Short task :: Copy every line from the records below that holds the word "néhány".

····················

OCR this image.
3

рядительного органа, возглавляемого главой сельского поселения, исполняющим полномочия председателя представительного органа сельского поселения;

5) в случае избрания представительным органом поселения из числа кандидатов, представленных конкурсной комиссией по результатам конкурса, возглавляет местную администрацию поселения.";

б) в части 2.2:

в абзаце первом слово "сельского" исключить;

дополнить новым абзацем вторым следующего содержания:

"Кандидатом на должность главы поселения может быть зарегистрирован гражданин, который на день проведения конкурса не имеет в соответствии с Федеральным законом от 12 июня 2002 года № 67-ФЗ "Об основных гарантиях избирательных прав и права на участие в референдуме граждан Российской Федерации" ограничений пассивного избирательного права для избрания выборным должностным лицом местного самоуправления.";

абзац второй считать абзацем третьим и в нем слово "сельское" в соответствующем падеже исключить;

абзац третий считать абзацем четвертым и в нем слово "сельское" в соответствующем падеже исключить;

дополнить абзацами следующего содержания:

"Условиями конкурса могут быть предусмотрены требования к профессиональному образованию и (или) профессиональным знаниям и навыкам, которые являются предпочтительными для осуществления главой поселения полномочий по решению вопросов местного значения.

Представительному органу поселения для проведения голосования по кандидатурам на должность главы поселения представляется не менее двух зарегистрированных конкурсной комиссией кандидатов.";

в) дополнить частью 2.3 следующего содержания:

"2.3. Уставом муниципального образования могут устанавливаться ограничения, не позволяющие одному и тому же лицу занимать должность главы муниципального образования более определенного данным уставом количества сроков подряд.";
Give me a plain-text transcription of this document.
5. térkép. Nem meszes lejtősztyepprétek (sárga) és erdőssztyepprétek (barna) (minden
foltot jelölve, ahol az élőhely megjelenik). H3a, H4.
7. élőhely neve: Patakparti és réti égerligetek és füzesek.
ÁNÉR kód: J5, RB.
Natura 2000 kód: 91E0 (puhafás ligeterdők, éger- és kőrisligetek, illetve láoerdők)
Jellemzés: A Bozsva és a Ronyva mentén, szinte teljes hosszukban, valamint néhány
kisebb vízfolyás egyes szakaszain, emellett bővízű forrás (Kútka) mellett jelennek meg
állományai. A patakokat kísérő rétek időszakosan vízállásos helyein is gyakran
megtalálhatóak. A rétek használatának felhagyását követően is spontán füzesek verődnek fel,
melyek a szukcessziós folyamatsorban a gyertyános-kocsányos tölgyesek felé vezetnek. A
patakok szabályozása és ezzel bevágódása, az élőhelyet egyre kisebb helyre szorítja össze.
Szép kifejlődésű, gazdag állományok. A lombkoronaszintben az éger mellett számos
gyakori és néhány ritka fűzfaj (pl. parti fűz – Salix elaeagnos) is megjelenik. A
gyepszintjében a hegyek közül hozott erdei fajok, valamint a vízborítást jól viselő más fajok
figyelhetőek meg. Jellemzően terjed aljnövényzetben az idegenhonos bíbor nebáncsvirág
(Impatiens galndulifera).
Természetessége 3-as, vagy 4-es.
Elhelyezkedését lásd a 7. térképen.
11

····················

Task result ::
Jellemzés: A Bozsva és a Ronyva mentén, szinte teljes hosszukban, valamint néhány
gyakori és néhány ritka fűzfaj (pl. parti fűz – Salix elaeagnos) is megjelenik. A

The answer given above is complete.